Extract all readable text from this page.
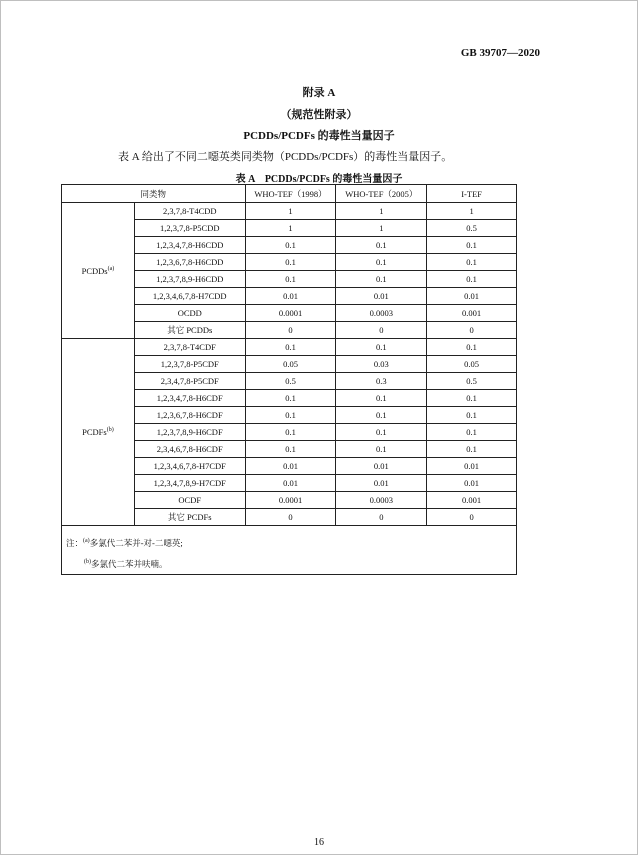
GB 39707—2020
附录 A
（规范性附录）
PCDDs/PCDFs 的毒性当量因子
表 A 给出了不同二噁英类同类物（PCDDs/PCDFs）的毒性当量因子。
表 A　PCDDs/PCDFs 的毒性当量因子
同类物		WHO-TEF（1998）	WHO-TEF（2005）	I-TEF
PCDDs$^{(a)}$	2,3,7,8-T4CDD	1	1	1
	1,2,3,7,8-P5CDD	1	1	0.5
	1,2,3,4,7,8-H6CDD	0.1	0.1	0.1
	1,2,3,6,7,8-H6CDD	0.1	0.1	0.1
	1,2,3,7,8,9-H6CDD	0.1	0.1	0.1
	1,2,3,4,6,7,8-H7CDD	0.01	0.01	0.01
	OCDD	0.0001	0.0003	0.001
	其它 PCDDs	0	0	0
PCDFs$^{(b)}$	2,3,7,8-T4CDF	0.1	0.1	0.1
	1,2,3,7,8-P5CDF	0.05	0.03	0.05
	2,3,4,7,8-P5CDF	0.5	0.3	0.5
	1,2,3,4,7,8-H6CDF	0.1	0.1	0.1
	1,2,3,6,7,8-H6CDF	0.1	0.1	0.1
	1,2,3,7,8,9-H6CDF	0.1	0.1	0.1
	2,3,4,6,7,8-H6CDF	0.1	0.1	0.1
	1,2,3,4,6,7,8-H7CDF	0.01	0.01	0.01
	1,2,3,4,7,8,9-H7CDF	0.01	0.01	0.01
	OCDF	0.0001	0.0003	0.001
	其它 PCDFs	0	0	0

注：$^{(a)}$多氯代二苯并-对-二噁英;
$^{(b)}$多氯代二苯并呋喃。				
16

_Work instructions_
Restate the whole listing above exactly, except for its images.

_Written answer_
Extract all readable text from this page.
GB 39707—2020
附录 A
（规范性附录）
PCDDs/PCDFs 的毒性当量因子
表 A 给出了不同二噁英类同类物（PCDDs/PCDFs）的毒性当量因子。
表 A　PCDDs/PCDFs 的毒性当量因子
同类物		WHO-TEF（1998）	WHO-TEF（2005）	I-TEF
PCDDs$^{(a)}$	2,3,7,8-T4CDD	1	1	1
	1,2,3,7,8-P5CDD	1	1	0.5
	1,2,3,4,7,8-H6CDD	0.1	0.1	0.1
	1,2,3,6,7,8-H6CDD	0.1	0.1	0.1
	1,2,3,7,8,9-H6CDD	0.1	0.1	0.1
	1,2,3,4,6,7,8-H7CDD	0.01	0.01	0.01
	OCDD	0.0001	0.0003	0.001
	其它 PCDDs	0	0	0
PCDFs$^{(b)}$	2,3,7,8-T4CDF	0.1	0.1	0.1
	1,2,3,7,8-P5CDF	0.05	0.03	0.05
	2,3,4,7,8-P5CDF	0.5	0.3	0.5
	1,2,3,4,7,8-H6CDF	0.1	0.1	0.1
	1,2,3,6,7,8-H6CDF	0.1	0.1	0.1
	1,2,3,7,8,9-H6CDF	0.1	0.1	0.1
	2,3,4,6,7,8-H6CDF	0.1	0.1	0.1
	1,2,3,4,6,7,8-H7CDF	0.01	0.01	0.01
	1,2,3,4,7,8,9-H7CDF	0.01	0.01	0.01
	OCDF	0.0001	0.0003	0.001
	其它 PCDFs	0	0	0

注：$^{(a)}$多氯代二苯并-对-二噁英;
$^{(b)}$多氯代二苯并呋喃。				
16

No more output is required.